Dataset entries
- - -

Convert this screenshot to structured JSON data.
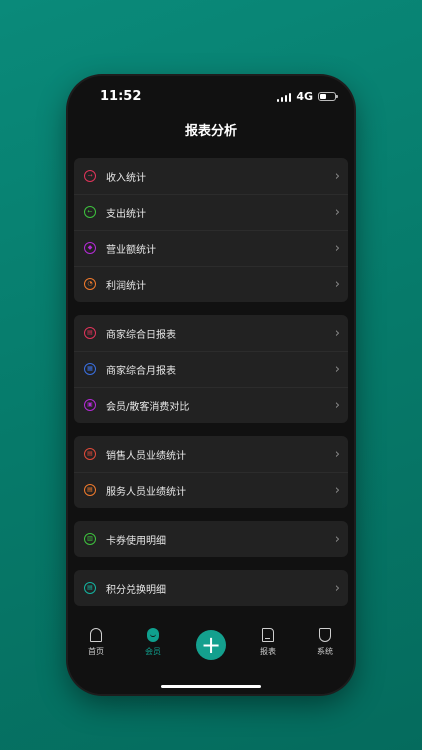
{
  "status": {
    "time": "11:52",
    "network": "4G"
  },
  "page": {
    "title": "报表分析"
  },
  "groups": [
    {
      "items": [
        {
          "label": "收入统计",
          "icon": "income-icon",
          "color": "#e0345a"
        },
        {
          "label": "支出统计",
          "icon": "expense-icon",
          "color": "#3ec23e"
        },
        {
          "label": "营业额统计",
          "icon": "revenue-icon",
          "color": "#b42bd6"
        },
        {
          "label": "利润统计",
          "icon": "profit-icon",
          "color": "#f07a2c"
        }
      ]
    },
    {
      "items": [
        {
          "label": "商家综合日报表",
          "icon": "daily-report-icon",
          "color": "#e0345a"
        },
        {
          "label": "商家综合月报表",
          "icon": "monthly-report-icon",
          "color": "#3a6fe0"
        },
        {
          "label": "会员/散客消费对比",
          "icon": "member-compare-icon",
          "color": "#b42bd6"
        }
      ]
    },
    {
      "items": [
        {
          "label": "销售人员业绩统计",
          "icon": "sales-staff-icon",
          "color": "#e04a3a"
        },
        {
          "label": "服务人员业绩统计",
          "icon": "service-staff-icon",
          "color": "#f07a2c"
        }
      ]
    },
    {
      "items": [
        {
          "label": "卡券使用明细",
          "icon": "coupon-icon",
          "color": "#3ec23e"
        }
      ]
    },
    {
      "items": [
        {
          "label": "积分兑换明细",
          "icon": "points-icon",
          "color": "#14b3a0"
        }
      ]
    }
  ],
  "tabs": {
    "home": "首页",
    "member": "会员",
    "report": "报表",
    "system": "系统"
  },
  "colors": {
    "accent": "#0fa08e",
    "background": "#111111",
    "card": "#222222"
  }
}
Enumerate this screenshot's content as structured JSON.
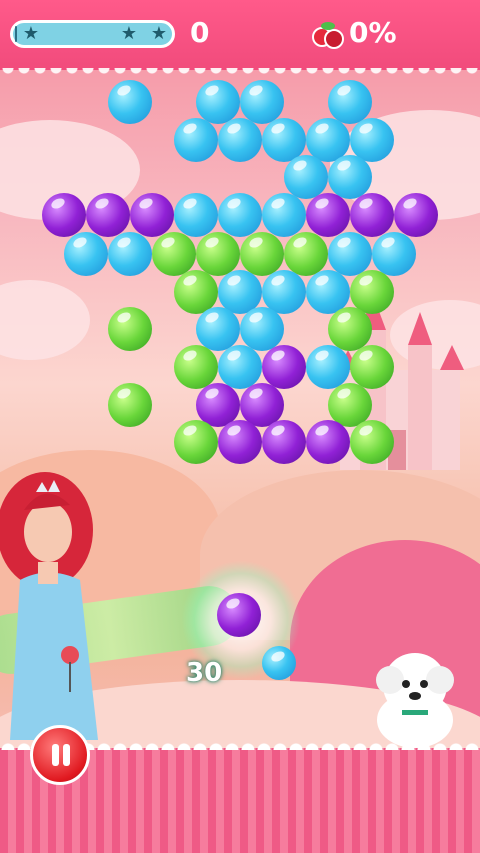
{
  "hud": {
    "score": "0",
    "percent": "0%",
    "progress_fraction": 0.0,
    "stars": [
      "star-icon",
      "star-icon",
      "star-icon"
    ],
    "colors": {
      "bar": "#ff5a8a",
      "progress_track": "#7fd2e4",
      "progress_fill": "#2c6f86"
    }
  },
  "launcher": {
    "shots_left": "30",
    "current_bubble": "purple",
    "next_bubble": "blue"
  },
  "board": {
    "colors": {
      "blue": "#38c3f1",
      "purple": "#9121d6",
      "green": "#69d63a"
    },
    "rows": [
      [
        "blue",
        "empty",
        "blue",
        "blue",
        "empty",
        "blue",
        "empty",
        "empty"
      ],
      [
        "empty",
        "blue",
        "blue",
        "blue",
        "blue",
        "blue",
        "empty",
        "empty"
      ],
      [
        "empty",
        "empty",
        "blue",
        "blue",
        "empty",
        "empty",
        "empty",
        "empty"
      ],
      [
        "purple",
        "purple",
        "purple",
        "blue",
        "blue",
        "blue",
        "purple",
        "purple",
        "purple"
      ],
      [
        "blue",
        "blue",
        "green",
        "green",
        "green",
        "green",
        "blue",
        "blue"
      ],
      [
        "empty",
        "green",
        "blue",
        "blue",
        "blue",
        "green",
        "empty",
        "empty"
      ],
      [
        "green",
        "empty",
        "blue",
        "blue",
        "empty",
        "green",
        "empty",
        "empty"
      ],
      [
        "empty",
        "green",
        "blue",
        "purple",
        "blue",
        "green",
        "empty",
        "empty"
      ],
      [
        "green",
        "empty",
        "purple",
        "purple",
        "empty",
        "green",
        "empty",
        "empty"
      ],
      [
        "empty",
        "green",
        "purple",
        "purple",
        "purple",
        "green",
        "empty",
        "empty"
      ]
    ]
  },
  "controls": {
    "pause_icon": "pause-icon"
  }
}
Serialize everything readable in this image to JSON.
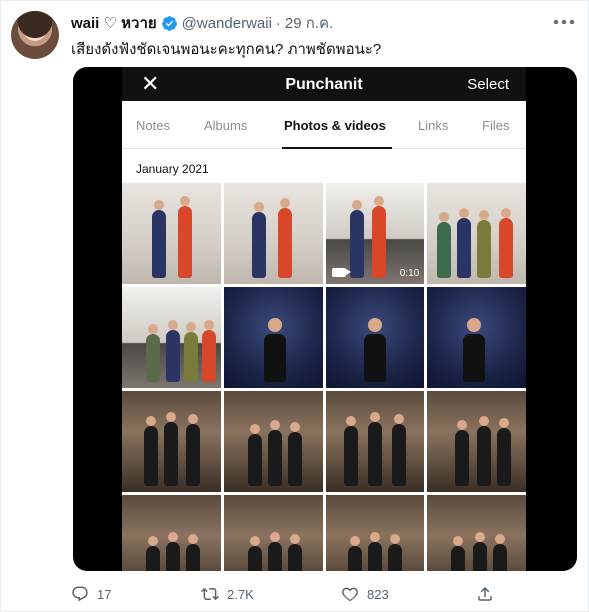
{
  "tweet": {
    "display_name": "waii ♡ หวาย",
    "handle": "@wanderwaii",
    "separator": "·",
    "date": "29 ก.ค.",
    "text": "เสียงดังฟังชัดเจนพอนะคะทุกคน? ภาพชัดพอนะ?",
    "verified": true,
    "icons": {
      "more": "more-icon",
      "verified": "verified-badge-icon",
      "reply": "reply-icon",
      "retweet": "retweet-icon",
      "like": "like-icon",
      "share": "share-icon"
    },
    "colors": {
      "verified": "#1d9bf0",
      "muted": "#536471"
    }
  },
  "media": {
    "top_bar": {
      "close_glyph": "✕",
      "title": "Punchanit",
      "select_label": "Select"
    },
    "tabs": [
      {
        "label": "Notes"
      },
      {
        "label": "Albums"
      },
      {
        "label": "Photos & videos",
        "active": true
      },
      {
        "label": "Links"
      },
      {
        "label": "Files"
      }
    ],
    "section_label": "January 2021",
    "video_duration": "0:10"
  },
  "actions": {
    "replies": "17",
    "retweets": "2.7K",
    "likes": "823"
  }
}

- - -

Find every line above that contains the word "JSON", and return each one.

Convert this screenshot to structured JSON data.
Enumerate this screenshot's content as structured JSON.
Serialize everything readable in this image to JSON.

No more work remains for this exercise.